## Selected excerpt
Authors: Beaman, R.J.
Year: 2022
Publication: Crowdsourced bathymetry on the Great Barrier Reef. In: Maschke, J. (Editor), Hydrospatial 2021 Conference, 16-18 Feb 2022. Australasian Hydrographic Society, Cairns, Australia.
Abstract
Crowdsourced bathymetry (CSB) is the collection of depth measurements from vessels using standard navigation instruments. Many vessels on the Great Barrier Reef – from dive boats to fishing boats – use some type of echo sounder to measure the depth of water. Combined with GPS satellite navigation, these instruments are used for safe navigation and guiding the activities permitted within the zoning maps for the Great Barrier Reef Marine Park.
In 2018 we started the ‘Crowdsourced bathymetry on the Great Barrier Reef’ project to collect bathymetry and navigation data from volunteer vessels using their own echo sounder and GPS sensors. We initially partnered with Biopixel, a documentary film company, using their expedition vessel Argo, to install the SmartLog data logger developed by TeamSurv in the UK. Raw NMEA0183 data are stored onto a USB flash drive inserted into the data logger.
Once copied off the USB stick, the raw NMEA data files are parsed using a python script into ‘clean’ tables of latitude/longitude/date/time/speed/course/depth. Data can be further analysed in 3D point clouds for any noise, or imported into hydrographic software for more rigorous depth and position adjustment, such as applying sensor offsets to a reference point at the waterline, correction for sound velocity, and the application of predicted tides in relation to nearest tidal ports.

## Exercise set
A. Name every column that the abstract on crowdsourced bathymetry gives for the "clean" tables produced from the raw NMEA data files.
B. Rewrite the part of the abstract on crowdsourced bathymetry that opens with the words "In 2018 we started" and closes with "the data logger.", replacing "USB flash drive" with "SD card".
C. Carry on the abstract on crowdsourced bathymetry from its final sentence.

## Listed records
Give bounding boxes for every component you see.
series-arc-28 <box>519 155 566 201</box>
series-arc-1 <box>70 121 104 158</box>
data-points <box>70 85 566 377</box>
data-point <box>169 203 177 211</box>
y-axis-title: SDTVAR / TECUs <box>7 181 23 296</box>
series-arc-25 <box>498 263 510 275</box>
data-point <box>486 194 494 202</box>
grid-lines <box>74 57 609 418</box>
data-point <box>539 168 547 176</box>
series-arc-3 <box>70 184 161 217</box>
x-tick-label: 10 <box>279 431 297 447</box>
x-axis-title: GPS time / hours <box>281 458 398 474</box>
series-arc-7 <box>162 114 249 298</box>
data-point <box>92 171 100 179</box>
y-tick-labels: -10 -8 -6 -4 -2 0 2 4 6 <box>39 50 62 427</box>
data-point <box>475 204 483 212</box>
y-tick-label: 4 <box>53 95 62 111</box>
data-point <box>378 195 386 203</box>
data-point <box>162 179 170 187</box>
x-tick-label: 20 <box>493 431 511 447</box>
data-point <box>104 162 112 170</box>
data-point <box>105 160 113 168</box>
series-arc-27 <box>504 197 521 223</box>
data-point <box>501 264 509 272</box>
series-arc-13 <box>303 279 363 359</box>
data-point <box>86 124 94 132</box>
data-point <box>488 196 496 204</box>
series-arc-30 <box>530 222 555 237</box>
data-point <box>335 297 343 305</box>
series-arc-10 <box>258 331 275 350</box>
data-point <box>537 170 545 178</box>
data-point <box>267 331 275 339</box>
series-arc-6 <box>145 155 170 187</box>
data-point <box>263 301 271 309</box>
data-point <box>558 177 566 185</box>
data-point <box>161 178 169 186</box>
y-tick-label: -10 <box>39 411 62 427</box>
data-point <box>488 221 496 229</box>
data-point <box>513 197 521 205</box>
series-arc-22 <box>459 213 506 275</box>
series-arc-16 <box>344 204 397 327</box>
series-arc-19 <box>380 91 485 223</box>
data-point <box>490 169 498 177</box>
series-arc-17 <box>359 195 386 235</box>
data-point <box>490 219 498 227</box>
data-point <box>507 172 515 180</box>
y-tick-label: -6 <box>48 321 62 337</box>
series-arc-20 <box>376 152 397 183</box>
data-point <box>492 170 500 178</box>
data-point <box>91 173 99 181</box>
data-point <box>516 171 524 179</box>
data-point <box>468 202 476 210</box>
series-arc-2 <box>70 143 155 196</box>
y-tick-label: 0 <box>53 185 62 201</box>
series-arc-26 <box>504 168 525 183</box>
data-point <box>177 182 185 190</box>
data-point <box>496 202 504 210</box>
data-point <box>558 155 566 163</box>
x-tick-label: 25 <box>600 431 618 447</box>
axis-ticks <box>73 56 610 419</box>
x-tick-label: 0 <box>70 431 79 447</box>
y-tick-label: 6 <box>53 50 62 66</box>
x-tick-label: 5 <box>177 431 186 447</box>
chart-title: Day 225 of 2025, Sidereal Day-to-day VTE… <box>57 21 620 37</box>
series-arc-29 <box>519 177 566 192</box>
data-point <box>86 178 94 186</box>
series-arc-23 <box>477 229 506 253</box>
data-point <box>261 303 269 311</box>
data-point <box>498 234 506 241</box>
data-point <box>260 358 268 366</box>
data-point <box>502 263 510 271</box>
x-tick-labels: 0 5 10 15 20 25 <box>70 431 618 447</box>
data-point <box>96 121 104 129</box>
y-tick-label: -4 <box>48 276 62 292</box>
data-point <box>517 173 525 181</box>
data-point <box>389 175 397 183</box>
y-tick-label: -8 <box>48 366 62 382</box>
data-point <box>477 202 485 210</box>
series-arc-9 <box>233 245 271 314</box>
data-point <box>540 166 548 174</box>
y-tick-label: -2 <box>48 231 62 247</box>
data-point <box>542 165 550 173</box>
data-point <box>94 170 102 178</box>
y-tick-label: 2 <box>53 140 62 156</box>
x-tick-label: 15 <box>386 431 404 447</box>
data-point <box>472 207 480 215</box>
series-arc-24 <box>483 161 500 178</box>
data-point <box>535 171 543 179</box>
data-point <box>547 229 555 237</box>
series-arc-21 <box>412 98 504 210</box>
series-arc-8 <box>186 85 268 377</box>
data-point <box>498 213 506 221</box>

## Outputs in order
A. latitude, longitude, date, time, speed, course, depth

B.
In 2018 we started the ‘Crowdsourced bathymetry on the Great Barrier Reef’ project to collect bathymetry and navigation data from volunteer vessels using their own echo sounder and GPS sensors. We initially partnered with Biopixel, a documentary film company, using their expedition vessel Argo, to install the SmartLog data logger developed by TeamSurv in the UK. Raw NMEA0183 data are stored onto a SD card inserted into the data logger.

C.
The success of the CSB data collected by the Argo has led to an expansion of the project across Queensland. In 2019 we were funded by the Great Barrier Reef Foundation to establish a pool of SmartLog USB data loggers for volunteer vessels to collect CSB data. This project also became an activity of the Citizens of the Great Barrier Reef, which gives people an increasing role in contributing valuable citizen science data to improve a fundamental dataset that helps the Reef.
Our overall strategy is to develop comprehensive, high-resolution bathymetry maps for the Reef, with outputs being accurate 3D depth models at mixed 100/30 m-resolutions, for use by the general public, scientists and managers. Such 3D depth models require digital source data for which this crowdsourced bathymetry project is contributing valuable coverage, with multiple vessel tracks that reach into remote parts of the Reef – far away from the well-mapped shipping channels.
The many lessons from this project feed into the IHO Crowdsourced Bathymetry Working Group meetings by providing contributions on installation, calibration, processing, errors, costs and time involved, and the importance of feedback to volunteer vessels to ensure the project is sustainable. The talk concludes with future work planned for this project, including being considered a ‘Trusted Node’ for provision of CSB data into the IHO Data Centre for Digital Bathymetry and for the global Seabed 2030 Project.